**Input records:**

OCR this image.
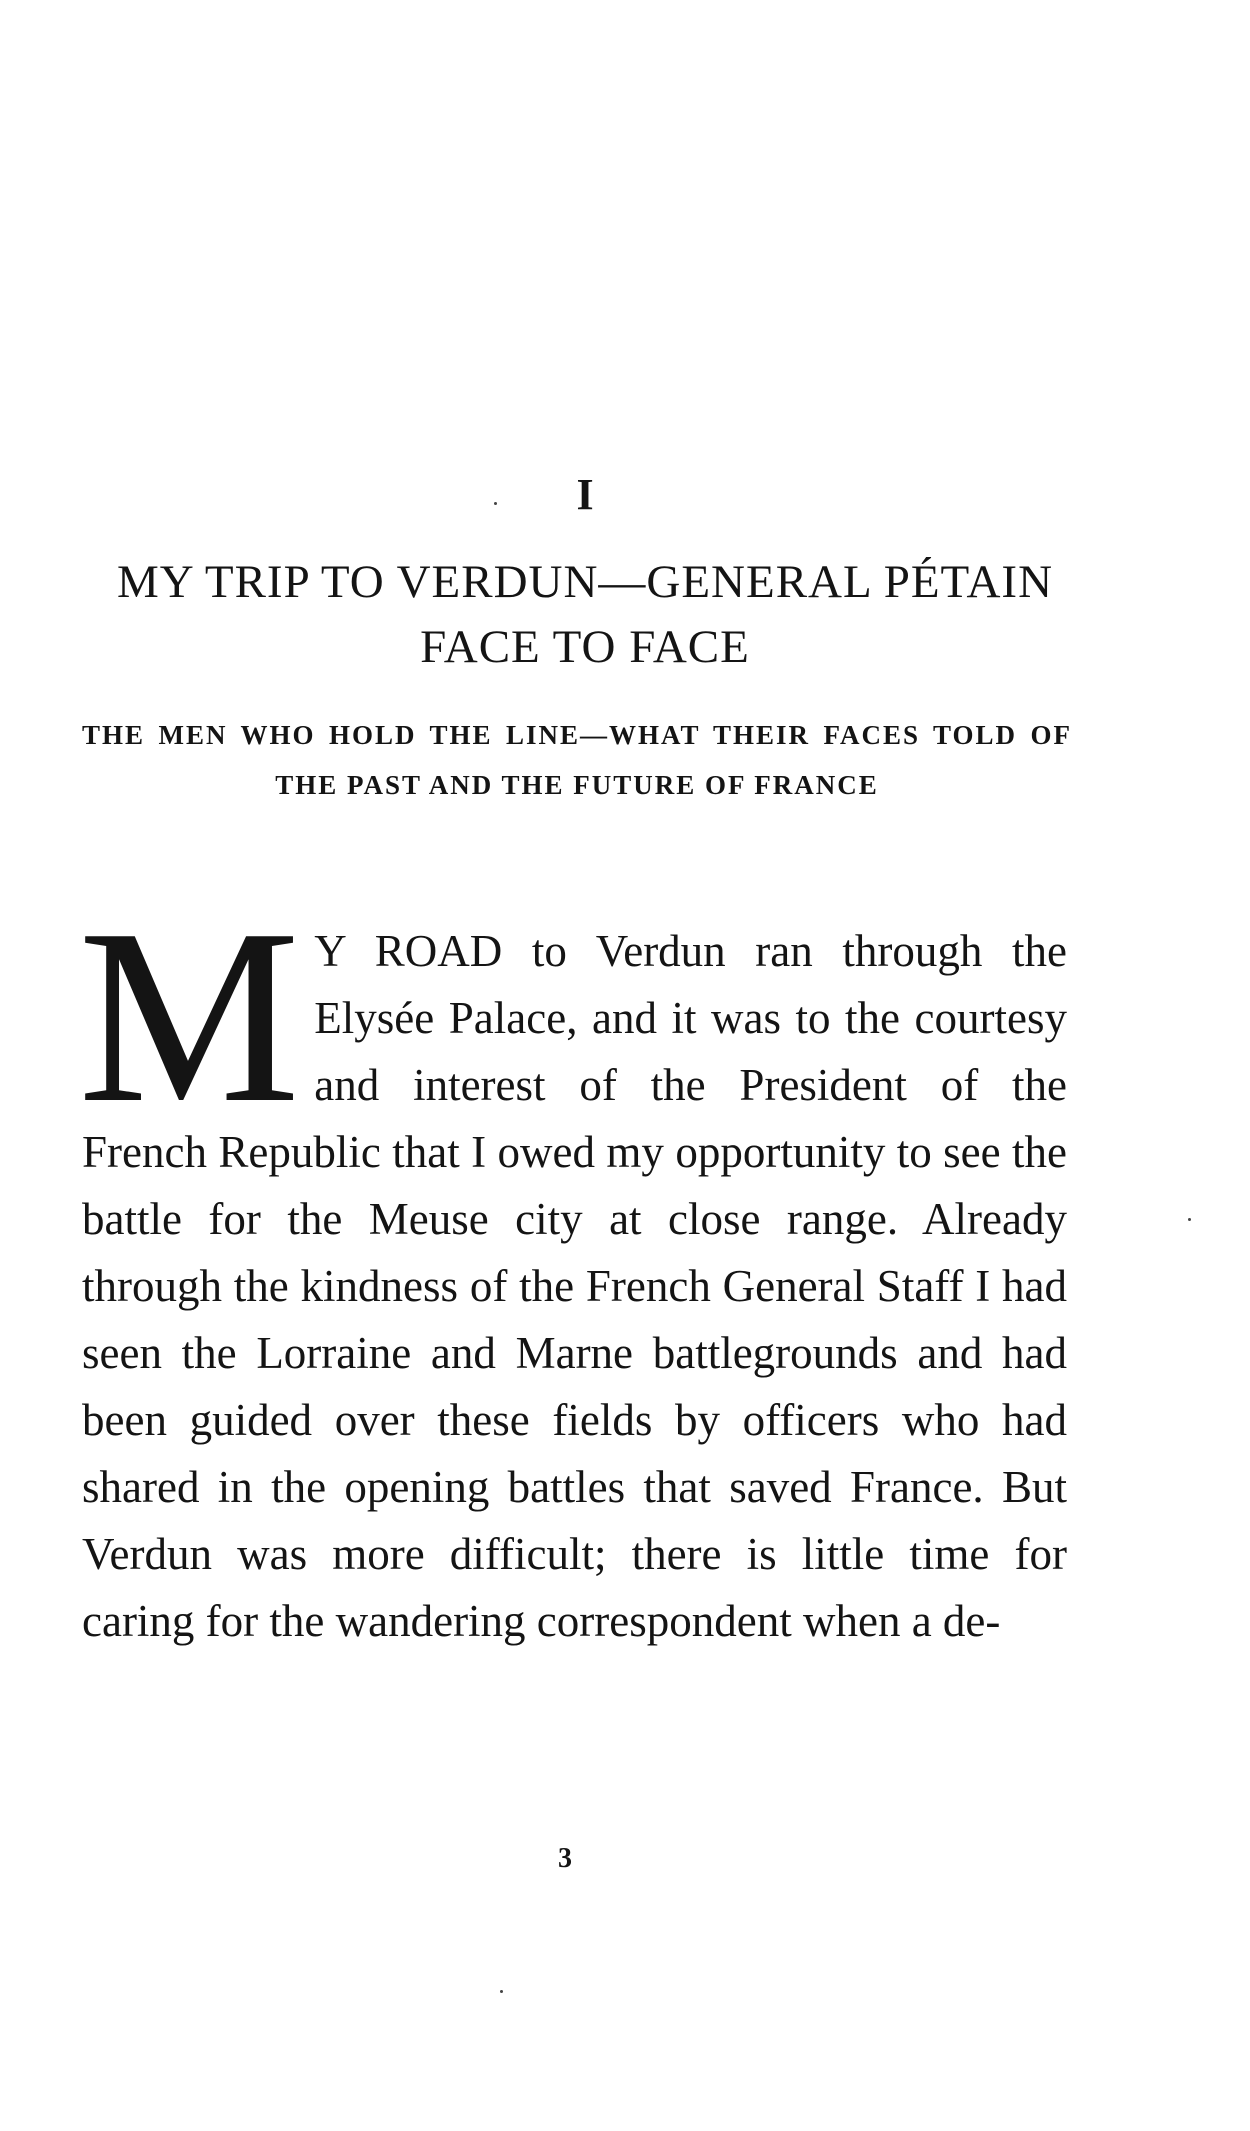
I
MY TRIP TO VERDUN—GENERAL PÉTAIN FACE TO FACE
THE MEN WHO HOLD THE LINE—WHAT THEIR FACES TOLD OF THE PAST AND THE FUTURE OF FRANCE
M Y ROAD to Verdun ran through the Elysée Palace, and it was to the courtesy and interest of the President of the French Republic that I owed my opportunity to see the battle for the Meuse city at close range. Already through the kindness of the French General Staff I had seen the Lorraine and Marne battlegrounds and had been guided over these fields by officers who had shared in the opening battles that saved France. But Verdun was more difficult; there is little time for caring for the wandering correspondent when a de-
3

**Task to complete:** Print all of the records shown above exactly, leaving out each picture.

**Expected answer:**
OCR this image.
I
MY TRIP TO VERDUN—GENERAL PÉTAIN FACE TO FACE
THE MEN WHO HOLD THE LINE—WHAT THEIR FACES TOLD OF THE PAST AND THE FUTURE OF FRANCE
M Y ROAD to Verdun ran through the Elysée Palace, and it was to the courtesy and interest of the President of the French Republic that I owed my opportunity to see the battle for the Meuse city at close range. Already through the kindness of the French General Staff I had seen the Lorraine and Marne battlegrounds and had been guided over these fields by officers who had shared in the opening battles that saved France. But Verdun was more difficult; there is little time for caring for the wandering correspondent when a de-
3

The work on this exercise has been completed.